## [Given exercise]
Identify the lines bearing the string "Иные" and gather them.

## [Data lines]
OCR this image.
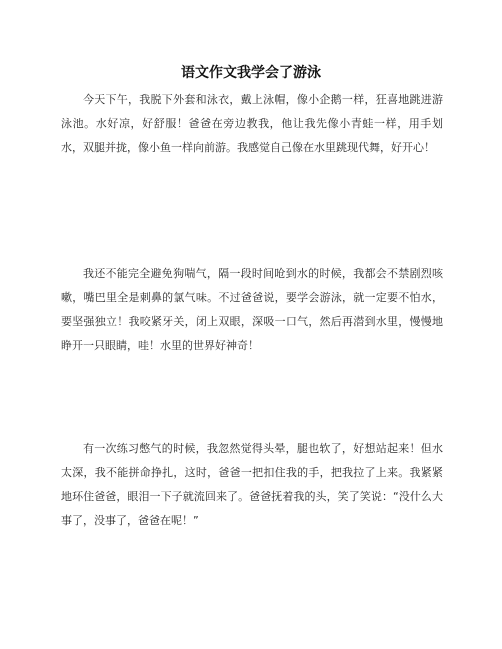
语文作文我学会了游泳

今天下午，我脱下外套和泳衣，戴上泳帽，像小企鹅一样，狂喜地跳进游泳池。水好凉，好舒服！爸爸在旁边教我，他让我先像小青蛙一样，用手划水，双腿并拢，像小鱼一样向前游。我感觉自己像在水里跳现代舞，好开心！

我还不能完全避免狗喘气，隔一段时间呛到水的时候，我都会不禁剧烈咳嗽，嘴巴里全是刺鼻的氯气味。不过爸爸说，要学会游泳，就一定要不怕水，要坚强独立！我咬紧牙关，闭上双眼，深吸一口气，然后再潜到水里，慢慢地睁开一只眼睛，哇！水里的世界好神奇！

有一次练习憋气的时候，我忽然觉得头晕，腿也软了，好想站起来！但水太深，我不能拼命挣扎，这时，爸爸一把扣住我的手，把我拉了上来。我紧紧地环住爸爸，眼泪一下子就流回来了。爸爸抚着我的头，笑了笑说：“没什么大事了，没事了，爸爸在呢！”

--

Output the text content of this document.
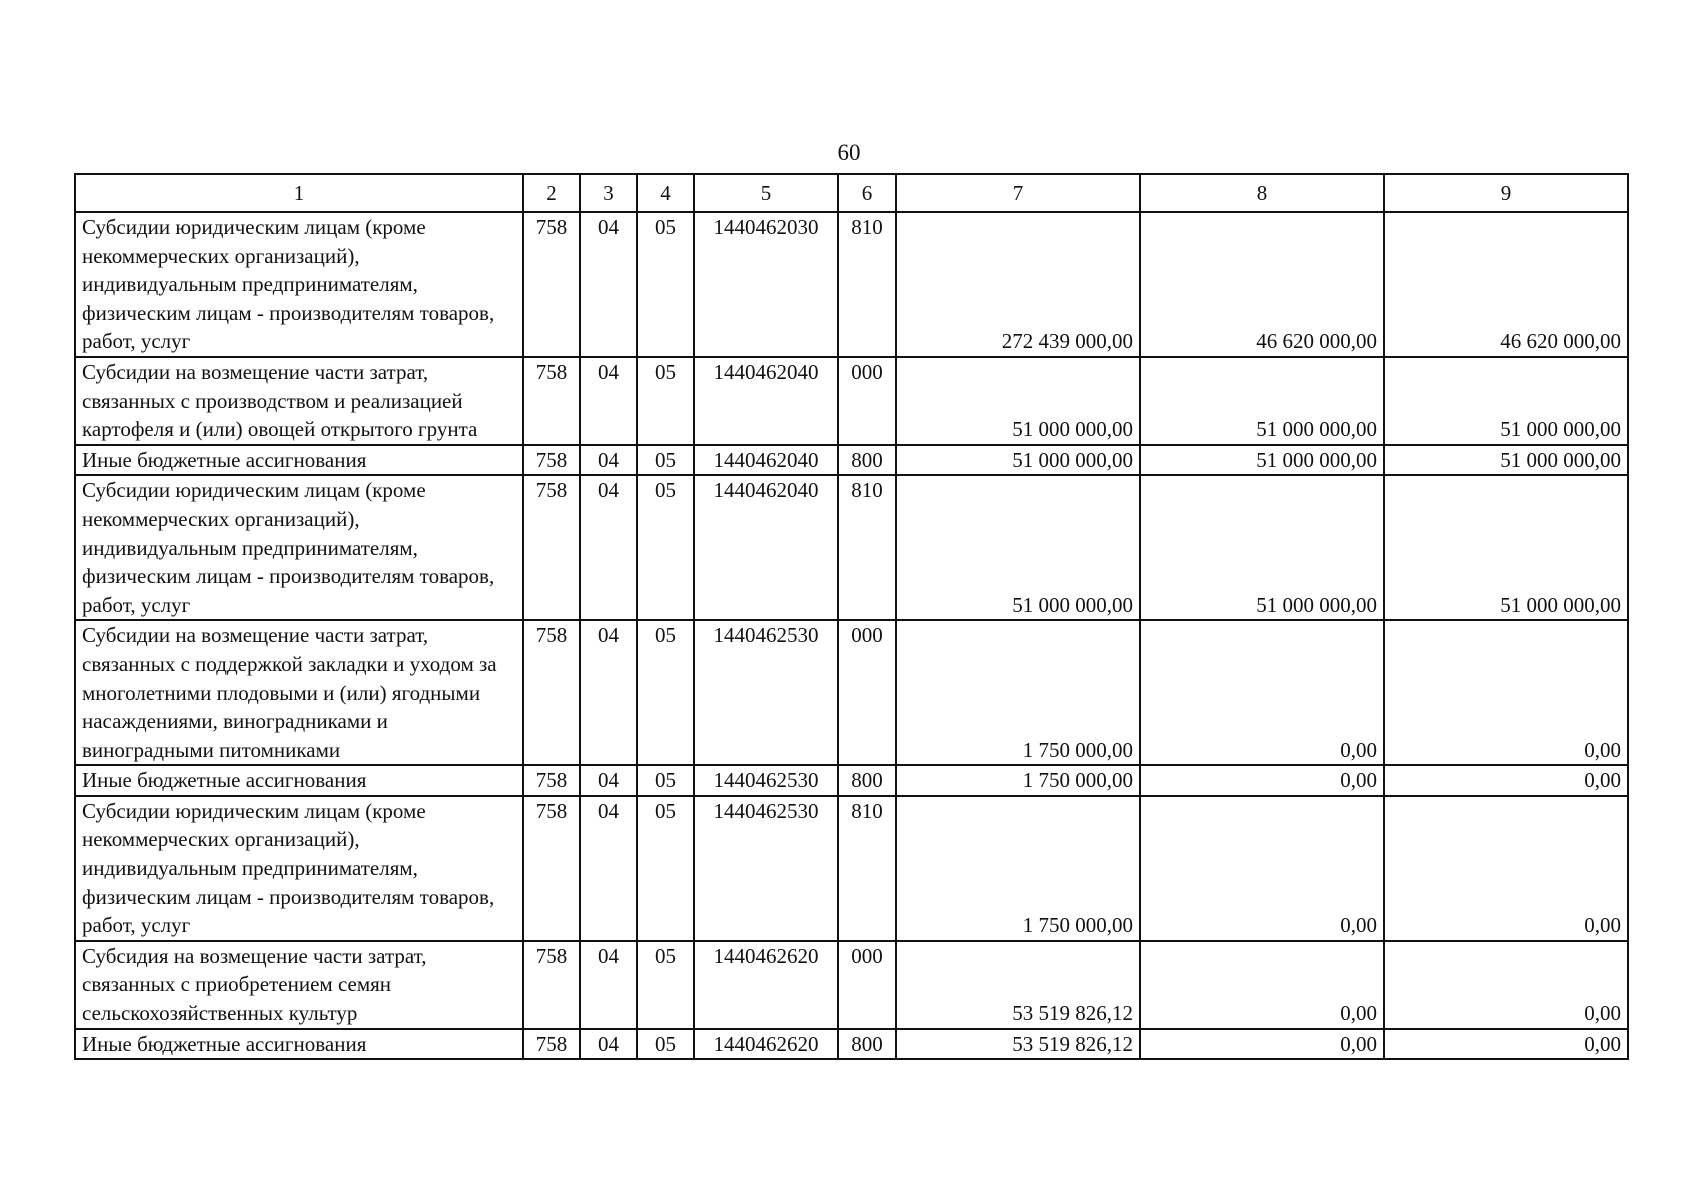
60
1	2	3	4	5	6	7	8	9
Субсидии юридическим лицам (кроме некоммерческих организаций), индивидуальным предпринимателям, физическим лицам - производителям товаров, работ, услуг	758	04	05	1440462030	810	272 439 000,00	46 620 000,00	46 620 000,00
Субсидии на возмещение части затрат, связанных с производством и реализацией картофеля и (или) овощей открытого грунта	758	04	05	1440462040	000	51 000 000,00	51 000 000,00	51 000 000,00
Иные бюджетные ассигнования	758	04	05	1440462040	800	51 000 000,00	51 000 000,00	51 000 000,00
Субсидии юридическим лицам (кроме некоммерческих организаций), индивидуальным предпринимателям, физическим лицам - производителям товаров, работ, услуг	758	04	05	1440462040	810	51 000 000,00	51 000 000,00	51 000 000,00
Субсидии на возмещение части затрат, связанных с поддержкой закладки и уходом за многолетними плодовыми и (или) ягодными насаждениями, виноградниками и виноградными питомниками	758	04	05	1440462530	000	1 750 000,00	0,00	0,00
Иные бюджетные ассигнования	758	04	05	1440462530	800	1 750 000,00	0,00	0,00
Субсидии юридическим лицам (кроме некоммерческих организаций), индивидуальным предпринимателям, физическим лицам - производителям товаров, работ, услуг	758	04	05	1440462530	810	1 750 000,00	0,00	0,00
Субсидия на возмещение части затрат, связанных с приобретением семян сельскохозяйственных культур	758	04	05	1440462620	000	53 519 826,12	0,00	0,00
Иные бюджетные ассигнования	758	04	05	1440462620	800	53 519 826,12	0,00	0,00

## [The answer]
Иные бюджетные ассигнования	758	04	05	1440462040	800	51 000 000,00	51 000 000,00	51 000 000,00
Иные бюджетные ассигнования	758	04	05	1440462530	800	1 750 000,00	0,00	0,00
Иные бюджетные ассигнования	758	04	05	1440462620	800	53 519 826,12	0,00	0,00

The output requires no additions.